>> START Data section
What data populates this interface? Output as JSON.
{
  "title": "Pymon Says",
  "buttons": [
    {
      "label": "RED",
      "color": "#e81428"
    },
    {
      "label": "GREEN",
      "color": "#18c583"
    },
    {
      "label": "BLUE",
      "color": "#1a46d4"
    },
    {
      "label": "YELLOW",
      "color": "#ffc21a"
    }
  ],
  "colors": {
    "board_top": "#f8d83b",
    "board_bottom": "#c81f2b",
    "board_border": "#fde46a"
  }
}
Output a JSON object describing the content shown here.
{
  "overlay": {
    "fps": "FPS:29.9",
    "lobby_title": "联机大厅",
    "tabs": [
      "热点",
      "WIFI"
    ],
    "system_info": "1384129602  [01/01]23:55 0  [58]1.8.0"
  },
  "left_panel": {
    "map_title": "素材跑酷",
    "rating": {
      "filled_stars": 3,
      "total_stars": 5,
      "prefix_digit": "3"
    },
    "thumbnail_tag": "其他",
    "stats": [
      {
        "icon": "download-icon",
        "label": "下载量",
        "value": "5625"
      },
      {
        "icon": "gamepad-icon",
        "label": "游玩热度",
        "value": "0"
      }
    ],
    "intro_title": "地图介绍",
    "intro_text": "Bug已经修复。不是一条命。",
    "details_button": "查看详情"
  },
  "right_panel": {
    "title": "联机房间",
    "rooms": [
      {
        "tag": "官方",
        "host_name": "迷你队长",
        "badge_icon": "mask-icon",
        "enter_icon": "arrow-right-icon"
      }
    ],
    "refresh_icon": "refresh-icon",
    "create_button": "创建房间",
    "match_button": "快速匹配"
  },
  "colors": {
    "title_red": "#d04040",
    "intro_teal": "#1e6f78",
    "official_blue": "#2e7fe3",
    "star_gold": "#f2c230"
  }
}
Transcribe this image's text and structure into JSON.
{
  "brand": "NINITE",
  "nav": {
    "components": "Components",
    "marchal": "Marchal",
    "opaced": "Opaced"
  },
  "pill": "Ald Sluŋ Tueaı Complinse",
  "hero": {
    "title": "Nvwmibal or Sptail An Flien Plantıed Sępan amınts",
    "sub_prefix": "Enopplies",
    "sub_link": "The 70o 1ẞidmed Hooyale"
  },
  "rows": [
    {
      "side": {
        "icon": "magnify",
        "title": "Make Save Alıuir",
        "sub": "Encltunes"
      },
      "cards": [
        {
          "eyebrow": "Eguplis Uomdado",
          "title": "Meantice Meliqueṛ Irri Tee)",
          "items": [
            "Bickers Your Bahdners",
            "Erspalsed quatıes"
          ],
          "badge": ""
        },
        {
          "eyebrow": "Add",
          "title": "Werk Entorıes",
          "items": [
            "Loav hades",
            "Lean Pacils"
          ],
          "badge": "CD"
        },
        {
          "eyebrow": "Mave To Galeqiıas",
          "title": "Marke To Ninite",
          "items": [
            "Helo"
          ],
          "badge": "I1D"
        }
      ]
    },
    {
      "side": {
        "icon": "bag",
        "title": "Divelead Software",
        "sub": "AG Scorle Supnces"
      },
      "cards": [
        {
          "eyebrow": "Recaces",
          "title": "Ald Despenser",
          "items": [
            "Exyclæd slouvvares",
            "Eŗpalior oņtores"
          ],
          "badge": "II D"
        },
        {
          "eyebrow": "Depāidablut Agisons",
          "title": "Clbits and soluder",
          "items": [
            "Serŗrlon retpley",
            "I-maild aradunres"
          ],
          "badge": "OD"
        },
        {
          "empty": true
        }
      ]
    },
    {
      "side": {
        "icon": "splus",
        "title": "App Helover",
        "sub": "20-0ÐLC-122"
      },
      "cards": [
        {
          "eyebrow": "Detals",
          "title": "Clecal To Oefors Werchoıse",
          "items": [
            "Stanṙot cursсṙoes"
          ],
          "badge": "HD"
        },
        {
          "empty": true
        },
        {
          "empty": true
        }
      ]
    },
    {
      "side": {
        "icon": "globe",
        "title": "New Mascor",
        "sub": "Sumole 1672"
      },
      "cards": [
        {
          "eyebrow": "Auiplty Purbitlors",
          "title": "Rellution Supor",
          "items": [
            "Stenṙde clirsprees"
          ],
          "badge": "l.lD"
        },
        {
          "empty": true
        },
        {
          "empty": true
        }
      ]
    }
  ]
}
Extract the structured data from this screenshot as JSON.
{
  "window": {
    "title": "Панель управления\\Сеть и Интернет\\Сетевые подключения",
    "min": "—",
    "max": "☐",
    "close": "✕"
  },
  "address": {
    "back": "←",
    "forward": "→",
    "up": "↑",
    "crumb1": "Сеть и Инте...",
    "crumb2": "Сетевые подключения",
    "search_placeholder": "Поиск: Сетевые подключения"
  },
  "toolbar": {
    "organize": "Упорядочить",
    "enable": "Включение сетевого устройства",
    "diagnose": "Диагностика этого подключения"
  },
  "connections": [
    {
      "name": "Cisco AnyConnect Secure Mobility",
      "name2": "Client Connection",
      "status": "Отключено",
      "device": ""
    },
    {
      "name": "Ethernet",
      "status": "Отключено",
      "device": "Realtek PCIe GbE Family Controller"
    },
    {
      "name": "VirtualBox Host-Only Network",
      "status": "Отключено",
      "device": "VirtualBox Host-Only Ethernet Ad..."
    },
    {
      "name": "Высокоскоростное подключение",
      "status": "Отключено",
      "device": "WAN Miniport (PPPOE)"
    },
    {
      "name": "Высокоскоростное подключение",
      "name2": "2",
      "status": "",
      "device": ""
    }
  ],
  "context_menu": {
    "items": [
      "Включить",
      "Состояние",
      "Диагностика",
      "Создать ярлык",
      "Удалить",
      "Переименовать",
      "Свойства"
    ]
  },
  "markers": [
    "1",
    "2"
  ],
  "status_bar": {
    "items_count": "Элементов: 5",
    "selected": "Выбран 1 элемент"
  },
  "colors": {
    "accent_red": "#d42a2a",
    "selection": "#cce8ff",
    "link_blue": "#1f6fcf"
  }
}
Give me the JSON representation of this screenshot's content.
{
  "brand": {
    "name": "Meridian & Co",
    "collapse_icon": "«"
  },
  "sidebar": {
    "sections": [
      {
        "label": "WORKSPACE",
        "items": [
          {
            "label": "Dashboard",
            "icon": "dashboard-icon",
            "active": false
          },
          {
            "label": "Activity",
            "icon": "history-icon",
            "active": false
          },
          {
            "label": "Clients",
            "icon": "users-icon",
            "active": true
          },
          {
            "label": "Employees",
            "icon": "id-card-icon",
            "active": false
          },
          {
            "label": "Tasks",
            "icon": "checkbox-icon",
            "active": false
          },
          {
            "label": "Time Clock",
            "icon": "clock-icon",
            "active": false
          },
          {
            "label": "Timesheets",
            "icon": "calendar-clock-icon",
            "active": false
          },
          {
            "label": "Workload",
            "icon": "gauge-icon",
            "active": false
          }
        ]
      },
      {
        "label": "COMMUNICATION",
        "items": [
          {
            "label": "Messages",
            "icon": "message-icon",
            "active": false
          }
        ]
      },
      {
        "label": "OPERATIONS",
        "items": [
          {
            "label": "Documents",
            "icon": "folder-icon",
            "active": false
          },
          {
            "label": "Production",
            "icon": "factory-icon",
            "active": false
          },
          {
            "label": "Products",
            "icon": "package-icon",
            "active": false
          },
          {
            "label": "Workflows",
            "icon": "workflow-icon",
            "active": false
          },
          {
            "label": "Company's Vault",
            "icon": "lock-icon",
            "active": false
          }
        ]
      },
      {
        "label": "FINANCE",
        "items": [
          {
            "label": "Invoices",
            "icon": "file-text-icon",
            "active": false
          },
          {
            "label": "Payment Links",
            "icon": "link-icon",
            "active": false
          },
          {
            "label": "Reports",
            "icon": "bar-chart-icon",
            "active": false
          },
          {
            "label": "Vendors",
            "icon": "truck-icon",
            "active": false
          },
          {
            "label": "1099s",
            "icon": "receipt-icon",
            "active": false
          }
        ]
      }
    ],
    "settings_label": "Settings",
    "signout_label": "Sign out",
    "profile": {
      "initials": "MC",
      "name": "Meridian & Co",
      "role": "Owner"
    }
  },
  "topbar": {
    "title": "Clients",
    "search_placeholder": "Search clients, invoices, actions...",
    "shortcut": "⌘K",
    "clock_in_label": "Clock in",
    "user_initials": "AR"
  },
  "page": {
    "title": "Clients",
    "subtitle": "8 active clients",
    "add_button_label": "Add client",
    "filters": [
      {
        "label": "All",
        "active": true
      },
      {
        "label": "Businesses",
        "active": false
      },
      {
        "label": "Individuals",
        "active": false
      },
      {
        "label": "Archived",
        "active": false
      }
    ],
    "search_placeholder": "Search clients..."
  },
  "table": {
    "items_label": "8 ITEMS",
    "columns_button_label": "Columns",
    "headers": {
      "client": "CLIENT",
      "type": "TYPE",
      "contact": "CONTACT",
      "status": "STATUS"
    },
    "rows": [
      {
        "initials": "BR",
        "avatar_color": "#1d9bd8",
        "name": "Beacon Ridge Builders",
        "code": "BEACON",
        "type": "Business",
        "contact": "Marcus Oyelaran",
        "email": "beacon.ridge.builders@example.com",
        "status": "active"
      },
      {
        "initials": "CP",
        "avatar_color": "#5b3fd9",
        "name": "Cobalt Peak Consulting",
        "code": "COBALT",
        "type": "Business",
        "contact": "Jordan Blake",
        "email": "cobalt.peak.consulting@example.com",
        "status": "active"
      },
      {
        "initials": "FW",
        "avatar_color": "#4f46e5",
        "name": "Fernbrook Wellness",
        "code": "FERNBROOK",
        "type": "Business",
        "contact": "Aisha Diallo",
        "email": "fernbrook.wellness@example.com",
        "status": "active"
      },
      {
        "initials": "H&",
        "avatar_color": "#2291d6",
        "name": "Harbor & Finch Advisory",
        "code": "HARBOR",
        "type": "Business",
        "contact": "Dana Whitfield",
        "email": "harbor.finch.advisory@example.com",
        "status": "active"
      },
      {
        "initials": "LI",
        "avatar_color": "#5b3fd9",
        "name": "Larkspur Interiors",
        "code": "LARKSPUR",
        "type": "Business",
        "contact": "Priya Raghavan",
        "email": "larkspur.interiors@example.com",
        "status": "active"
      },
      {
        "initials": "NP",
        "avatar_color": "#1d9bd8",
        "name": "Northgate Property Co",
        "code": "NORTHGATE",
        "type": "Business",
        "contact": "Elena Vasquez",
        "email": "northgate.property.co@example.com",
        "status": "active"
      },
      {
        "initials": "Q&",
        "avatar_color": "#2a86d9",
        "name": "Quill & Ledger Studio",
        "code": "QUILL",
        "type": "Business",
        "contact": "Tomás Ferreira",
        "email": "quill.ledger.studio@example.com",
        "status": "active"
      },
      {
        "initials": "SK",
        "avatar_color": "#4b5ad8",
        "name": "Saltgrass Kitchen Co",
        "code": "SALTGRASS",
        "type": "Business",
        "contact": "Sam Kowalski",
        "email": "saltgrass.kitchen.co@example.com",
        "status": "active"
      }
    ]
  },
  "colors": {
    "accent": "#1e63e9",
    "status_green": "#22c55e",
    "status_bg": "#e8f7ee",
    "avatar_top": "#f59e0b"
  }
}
>> END Data section
Brief:
Count the lines of the material that include the word "eyebrow", then report only the total.

Worked solution:
7